#### [Goal of the exercise]
Could you transcribe every record below exactly as written, leaving out any pictures?

#### [Information provided]
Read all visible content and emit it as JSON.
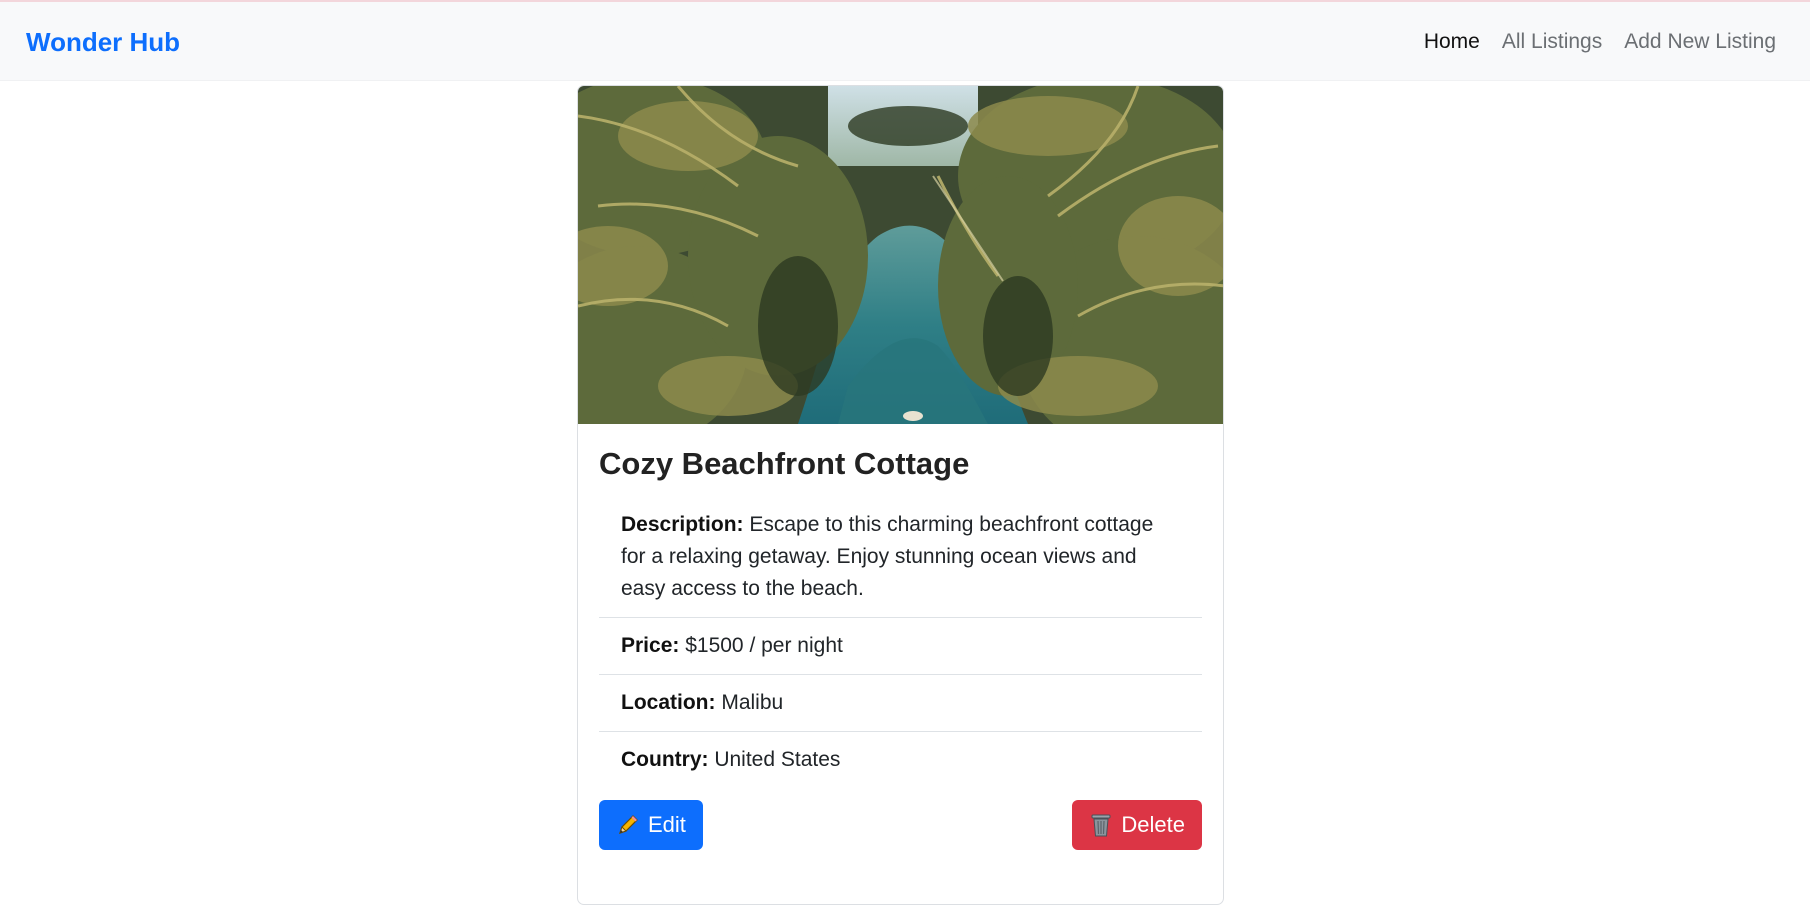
{
  "navbar": {
    "brand": "Wonder Hub",
    "links": [
      {
        "label": "Home",
        "active": true
      },
      {
        "label": "All Listings",
        "active": false
      },
      {
        "label": "Add New Listing",
        "active": false
      }
    ]
  },
  "listing": {
    "image_icon": "tropical-river-photo",
    "title": "Cozy Beachfront Cottage",
    "description_label": "Description:",
    "description": " Escape to this charming beachfront cottage for a relaxing getaway. Enjoy stunning ocean views and easy access to the beach.",
    "price_label": "Price:",
    "price": " $1500 / per night",
    "location_label": "Location:",
    "location": " Malibu",
    "country_label": "Country:",
    "country": " United States"
  },
  "actions": {
    "edit_label": "Edit",
    "edit_icon": "pencil-icon",
    "delete_label": "Delete",
    "delete_icon": "trash-icon"
  },
  "colors": {
    "brand": "#0d6efd",
    "edit_button": "#0d6efd",
    "delete_button": "#dc3545",
    "navbar_bg": "#f8f9fa"
  }
}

#### [The answer]
Read all visible content and emit it as JSON.
{
  "navbar": {
    "brand": "Wonder Hub",
    "links": [
      {
        "label": "Home",
        "active": true
      },
      {
        "label": "All Listings",
        "active": false
      },
      {
        "label": "Add New Listing",
        "active": false
      }
    ]
  },
  "listing": {
    "image_icon": "tropical-river-photo",
    "title": "Cozy Beachfront Cottage",
    "description_label": "Description:",
    "description": " Escape to this charming beachfront cottage for a relaxing getaway. Enjoy stunning ocean views and easy access to the beach.",
    "price_label": "Price:",
    "price": " $1500 / per night",
    "location_label": "Location:",
    "location": " Malibu",
    "country_label": "Country:",
    "country": " United States"
  },
  "actions": {
    "edit_label": "Edit",
    "edit_icon": "pencil-icon",
    "delete_label": "Delete",
    "delete_icon": "trash-icon"
  },
  "colors": {
    "brand": "#0d6efd",
    "edit_button": "#0d6efd",
    "delete_button": "#dc3545",
    "navbar_bg": "#f8f9fa"
  }
}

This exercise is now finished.